● Description of the task
Repeat every entry in the listing below, exactly.

[Dataset items]

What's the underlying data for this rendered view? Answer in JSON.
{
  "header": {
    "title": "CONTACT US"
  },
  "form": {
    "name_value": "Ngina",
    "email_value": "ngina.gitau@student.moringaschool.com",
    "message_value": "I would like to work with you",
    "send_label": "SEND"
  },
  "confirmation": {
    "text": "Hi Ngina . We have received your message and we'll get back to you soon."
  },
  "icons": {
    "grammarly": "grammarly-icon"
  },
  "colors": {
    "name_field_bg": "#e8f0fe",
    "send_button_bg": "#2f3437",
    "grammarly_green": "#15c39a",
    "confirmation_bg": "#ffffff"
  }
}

● Right answer
What's the underlying data for this rendered view? Answer in JSON.
{
  "header": {
    "title": "CONTACT US"
  },
  "form": {
    "name_value": "Ngina",
    "email_value": "ngina.gitau@student.moringaschool.com",
    "message_value": "I would like to work with you",
    "send_label": "SEND"
  },
  "confirmation": {
    "text": "Hi Ngina . We have received your message and we'll get back to you soon."
  },
  "icons": {
    "grammarly": "grammarly-icon"
  },
  "colors": {
    "name_field_bg": "#e8f0fe",
    "send_button_bg": "#2f3437",
    "grammarly_green": "#15c39a",
    "confirmation_bg": "#ffffff"
  }
}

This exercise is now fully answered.